═══ TASK DATA ═══

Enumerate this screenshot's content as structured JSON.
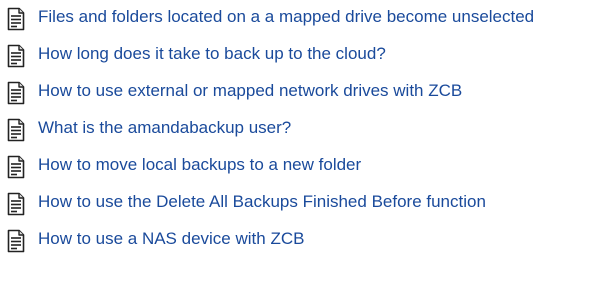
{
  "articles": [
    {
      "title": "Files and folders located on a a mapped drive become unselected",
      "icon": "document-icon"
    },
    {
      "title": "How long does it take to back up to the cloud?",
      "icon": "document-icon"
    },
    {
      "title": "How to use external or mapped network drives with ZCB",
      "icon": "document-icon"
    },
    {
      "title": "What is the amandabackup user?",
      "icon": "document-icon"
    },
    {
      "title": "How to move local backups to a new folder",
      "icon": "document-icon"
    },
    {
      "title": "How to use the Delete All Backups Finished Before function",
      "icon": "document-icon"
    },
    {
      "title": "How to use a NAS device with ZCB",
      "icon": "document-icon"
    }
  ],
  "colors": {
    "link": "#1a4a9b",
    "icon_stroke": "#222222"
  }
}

═══

> [PROBLEM TO WORK ON] Transcribe all entries above exactly. Drop the pictures.

> [EXERCISE RESULT]
Enumerate this screenshot's content as structured JSON.
{
  "articles": [
    {
      "title": "Files and folders located on a a mapped drive become unselected",
      "icon": "document-icon"
    },
    {
      "title": "How long does it take to back up to the cloud?",
      "icon": "document-icon"
    },
    {
      "title": "How to use external or mapped network drives with ZCB",
      "icon": "document-icon"
    },
    {
      "title": "What is the amandabackup user?",
      "icon": "document-icon"
    },
    {
      "title": "How to move local backups to a new folder",
      "icon": "document-icon"
    },
    {
      "title": "How to use the Delete All Backups Finished Before function",
      "icon": "document-icon"
    },
    {
      "title": "How to use a NAS device with ZCB",
      "icon": "document-icon"
    }
  ],
  "colors": {
    "link": "#1a4a9b",
    "icon_stroke": "#222222"
  }
}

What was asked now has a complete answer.